◆ **What is being asked**
Copy every line of the records below verbatim, leaving out the pictures.

◇ ◇ ◇ ◇ ◇

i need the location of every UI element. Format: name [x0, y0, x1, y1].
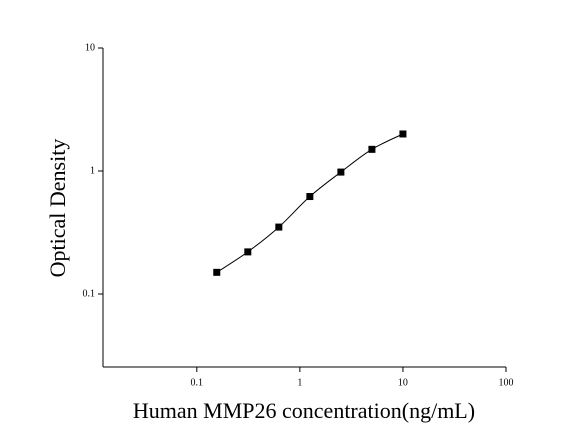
data-point — [275, 223, 283, 231]
y-tick-label: 1 — [90, 165, 95, 176]
data-point — [368, 145, 376, 153]
data-point — [306, 193, 314, 201]
y-axis-title: Optical Density — [45, 139, 70, 278]
y-tick-label: 0.1 — [83, 288, 96, 299]
data-point — [399, 130, 407, 138]
x-tick-label: 1 — [297, 377, 302, 388]
x-tick-label: 10 — [398, 377, 408, 388]
data-point — [244, 248, 252, 256]
x-tick-label: 0.1 — [191, 377, 204, 388]
x-axis-title: Human MMP26 concentration(ng/mL) — [133, 398, 475, 423]
y-tick-label: 10 — [85, 42, 95, 53]
data-point — [213, 268, 221, 276]
x-tick-label: 100 — [499, 377, 514, 388]
data-point — [337, 168, 345, 176]
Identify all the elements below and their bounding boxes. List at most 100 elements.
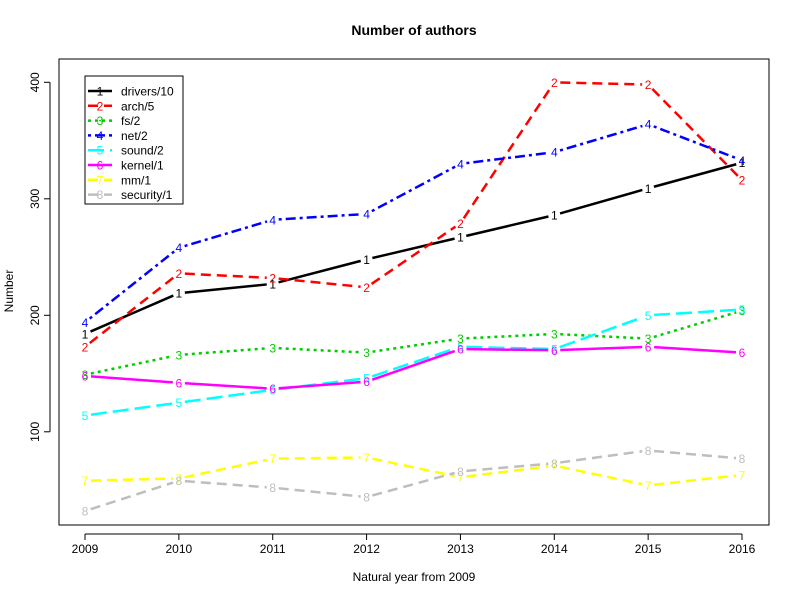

◇ ◇ ◇ ◇ ◇

◆ **The answer**
i need the location of every UI element. Format: name [x0, y0, x1, y1].
data-point — [275, 223, 283, 231]
y-tick-label: 1 — [90, 165, 95, 176]
data-point — [368, 145, 376, 153]
data-point — [306, 193, 314, 201]
y-axis-title: Optical Density — [45, 139, 70, 278]
y-tick-label: 0.1 — [83, 288, 96, 299]
data-point — [399, 130, 407, 138]
x-tick-label: 1 — [297, 377, 302, 388]
x-tick-label: 10 — [398, 377, 408, 388]
data-point — [244, 248, 252, 256]
x-tick-label: 0.1 — [191, 377, 204, 388]
x-axis-title: Human MMP26 concentration(ng/mL) — [133, 398, 475, 423]
y-tick-label: 10 — [85, 42, 95, 53]
data-point — [213, 268, 221, 276]
x-tick-label: 100 — [499, 377, 514, 388]
data-point — [337, 168, 345, 176]
Identify all the elements below and their bounding boxes. List at most 100 elements.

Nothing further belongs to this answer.